▶ [Task to carry out]:
Write out every line below that includes the word "Jack".

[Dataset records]
* BEGIN *

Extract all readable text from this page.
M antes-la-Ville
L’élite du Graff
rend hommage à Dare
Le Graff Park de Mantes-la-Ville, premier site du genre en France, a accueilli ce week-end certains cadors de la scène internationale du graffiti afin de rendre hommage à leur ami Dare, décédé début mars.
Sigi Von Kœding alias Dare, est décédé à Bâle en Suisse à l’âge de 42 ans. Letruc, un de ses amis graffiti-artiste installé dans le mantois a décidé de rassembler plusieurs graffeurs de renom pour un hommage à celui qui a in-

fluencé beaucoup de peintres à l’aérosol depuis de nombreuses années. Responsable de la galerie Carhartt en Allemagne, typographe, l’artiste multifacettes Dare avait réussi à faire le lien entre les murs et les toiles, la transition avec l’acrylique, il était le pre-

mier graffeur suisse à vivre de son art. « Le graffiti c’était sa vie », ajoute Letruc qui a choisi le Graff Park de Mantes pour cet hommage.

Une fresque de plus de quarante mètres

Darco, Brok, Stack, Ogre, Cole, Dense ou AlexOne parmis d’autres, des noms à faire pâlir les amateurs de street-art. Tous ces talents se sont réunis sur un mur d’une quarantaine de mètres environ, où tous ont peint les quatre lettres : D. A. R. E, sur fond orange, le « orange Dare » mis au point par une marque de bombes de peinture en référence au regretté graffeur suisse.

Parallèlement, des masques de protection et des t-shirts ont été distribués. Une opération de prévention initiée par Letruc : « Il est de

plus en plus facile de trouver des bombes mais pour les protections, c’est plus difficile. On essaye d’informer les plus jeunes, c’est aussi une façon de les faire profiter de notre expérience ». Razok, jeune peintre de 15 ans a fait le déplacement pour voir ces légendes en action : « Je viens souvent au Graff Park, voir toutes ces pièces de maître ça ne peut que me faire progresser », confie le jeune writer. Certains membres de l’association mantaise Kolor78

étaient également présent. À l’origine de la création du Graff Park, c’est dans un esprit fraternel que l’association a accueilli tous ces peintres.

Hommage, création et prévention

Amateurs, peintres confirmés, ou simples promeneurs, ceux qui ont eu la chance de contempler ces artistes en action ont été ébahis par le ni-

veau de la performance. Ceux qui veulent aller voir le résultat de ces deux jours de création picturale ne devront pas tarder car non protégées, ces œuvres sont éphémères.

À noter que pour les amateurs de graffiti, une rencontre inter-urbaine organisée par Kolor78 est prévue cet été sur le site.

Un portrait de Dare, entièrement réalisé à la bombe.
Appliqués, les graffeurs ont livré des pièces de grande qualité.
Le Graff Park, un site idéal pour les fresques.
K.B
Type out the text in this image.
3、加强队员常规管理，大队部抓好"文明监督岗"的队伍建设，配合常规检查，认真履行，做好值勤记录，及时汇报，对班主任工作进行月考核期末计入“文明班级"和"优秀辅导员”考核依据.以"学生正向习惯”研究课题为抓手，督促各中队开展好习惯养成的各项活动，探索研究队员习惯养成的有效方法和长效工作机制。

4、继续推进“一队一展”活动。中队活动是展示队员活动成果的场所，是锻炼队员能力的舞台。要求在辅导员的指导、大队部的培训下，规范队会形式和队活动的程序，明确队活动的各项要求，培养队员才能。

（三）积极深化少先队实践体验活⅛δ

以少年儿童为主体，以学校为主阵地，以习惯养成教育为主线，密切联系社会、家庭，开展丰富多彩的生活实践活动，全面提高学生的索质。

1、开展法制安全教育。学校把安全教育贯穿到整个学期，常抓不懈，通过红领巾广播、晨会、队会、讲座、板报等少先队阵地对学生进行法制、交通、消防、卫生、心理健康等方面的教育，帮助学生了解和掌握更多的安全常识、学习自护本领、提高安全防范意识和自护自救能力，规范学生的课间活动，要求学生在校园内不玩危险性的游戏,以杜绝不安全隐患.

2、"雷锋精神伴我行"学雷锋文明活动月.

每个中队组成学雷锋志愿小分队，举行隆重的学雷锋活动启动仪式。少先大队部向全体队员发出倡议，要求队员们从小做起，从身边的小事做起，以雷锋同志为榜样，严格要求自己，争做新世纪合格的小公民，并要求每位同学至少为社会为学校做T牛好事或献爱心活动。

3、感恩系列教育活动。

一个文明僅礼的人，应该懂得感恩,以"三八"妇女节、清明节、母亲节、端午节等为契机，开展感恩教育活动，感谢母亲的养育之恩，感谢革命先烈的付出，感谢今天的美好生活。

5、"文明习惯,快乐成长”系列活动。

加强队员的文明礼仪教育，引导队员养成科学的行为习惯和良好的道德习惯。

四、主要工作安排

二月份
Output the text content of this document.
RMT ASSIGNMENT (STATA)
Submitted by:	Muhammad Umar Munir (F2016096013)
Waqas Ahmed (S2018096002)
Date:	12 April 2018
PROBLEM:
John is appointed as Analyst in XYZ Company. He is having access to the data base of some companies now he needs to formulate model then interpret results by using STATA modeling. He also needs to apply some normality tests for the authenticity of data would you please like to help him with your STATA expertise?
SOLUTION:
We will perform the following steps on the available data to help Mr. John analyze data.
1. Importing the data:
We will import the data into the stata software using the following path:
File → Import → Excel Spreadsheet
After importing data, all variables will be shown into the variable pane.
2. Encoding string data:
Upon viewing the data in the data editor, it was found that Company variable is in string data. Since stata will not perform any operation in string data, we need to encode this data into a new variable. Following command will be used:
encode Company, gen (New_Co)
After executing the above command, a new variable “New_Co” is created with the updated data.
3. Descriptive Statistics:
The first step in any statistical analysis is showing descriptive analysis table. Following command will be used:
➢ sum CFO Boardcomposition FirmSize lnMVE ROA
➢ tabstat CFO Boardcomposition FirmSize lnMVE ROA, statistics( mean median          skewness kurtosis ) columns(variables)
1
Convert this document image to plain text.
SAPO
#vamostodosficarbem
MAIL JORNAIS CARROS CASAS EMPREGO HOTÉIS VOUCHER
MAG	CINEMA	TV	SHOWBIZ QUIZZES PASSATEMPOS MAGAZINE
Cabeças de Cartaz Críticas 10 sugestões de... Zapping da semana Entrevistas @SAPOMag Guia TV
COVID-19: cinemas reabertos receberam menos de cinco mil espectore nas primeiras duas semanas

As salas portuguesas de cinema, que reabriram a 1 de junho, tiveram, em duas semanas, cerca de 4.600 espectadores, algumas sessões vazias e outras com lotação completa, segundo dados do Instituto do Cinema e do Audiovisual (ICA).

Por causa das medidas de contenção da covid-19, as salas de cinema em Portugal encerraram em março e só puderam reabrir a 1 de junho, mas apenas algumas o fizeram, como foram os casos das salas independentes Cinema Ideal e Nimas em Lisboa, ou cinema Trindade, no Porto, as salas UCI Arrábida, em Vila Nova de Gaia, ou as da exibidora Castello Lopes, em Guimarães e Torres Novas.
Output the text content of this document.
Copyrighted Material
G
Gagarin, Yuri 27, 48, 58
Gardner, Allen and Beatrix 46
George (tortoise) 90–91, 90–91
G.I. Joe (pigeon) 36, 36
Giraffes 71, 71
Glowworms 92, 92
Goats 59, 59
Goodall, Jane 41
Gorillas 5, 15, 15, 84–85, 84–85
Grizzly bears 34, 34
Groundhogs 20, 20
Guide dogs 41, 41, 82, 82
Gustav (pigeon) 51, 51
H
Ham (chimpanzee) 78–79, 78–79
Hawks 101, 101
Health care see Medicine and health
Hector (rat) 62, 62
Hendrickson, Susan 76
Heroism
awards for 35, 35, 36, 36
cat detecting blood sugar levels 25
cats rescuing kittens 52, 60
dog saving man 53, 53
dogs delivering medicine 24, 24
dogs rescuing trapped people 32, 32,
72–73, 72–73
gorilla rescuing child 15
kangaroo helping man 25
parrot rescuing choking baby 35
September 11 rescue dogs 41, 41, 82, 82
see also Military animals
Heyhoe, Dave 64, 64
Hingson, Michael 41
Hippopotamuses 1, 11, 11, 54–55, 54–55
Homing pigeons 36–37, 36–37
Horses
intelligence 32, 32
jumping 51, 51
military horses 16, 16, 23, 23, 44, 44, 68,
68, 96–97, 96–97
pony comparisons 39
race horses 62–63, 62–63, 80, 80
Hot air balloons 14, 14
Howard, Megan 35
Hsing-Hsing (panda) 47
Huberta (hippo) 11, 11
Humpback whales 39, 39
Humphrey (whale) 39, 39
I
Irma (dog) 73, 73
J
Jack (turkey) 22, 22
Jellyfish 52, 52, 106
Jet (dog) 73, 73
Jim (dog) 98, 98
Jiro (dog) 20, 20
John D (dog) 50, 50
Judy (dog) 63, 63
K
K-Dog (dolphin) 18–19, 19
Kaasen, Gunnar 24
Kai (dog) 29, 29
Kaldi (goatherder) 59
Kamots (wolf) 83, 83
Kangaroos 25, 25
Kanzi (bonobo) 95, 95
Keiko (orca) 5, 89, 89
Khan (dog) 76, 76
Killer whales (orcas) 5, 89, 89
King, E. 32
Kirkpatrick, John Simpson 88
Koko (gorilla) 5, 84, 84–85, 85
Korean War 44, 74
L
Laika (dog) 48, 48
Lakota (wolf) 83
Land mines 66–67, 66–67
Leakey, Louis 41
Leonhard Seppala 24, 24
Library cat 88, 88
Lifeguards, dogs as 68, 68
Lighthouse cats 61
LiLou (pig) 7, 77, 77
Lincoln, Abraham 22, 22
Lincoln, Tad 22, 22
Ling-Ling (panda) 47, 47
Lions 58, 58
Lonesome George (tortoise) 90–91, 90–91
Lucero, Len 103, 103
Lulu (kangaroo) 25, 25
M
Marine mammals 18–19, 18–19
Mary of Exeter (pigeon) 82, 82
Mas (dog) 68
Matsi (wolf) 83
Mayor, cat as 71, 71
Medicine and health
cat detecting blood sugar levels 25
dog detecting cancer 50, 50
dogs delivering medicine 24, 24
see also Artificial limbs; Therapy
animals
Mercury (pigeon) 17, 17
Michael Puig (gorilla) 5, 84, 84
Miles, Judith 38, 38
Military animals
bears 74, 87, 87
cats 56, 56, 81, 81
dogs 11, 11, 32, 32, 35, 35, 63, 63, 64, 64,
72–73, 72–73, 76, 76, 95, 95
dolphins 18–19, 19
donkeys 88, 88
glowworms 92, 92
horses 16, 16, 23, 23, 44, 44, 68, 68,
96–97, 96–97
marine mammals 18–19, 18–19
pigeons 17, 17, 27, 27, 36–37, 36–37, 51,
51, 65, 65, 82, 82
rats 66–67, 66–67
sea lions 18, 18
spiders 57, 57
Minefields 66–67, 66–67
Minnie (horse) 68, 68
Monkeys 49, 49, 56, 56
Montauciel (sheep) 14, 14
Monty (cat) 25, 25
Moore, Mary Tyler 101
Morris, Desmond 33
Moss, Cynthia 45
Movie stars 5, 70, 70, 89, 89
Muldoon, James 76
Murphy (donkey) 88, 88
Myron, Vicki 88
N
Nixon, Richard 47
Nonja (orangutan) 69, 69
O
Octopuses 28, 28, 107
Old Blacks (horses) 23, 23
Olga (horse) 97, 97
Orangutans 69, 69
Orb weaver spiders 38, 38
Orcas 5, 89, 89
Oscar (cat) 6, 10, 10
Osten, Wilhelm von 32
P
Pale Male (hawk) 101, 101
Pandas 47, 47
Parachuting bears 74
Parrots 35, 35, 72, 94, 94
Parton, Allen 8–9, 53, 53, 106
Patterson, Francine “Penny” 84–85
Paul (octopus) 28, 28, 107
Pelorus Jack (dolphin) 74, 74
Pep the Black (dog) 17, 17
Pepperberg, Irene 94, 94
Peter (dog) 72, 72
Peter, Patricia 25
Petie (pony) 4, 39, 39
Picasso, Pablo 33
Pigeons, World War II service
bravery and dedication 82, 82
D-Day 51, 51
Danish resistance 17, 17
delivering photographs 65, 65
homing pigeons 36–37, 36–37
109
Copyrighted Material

* END *

▶ [Worked answer]:
Jack (turkey) 22, 22
Pelorus Jack (dolphin) 74, 74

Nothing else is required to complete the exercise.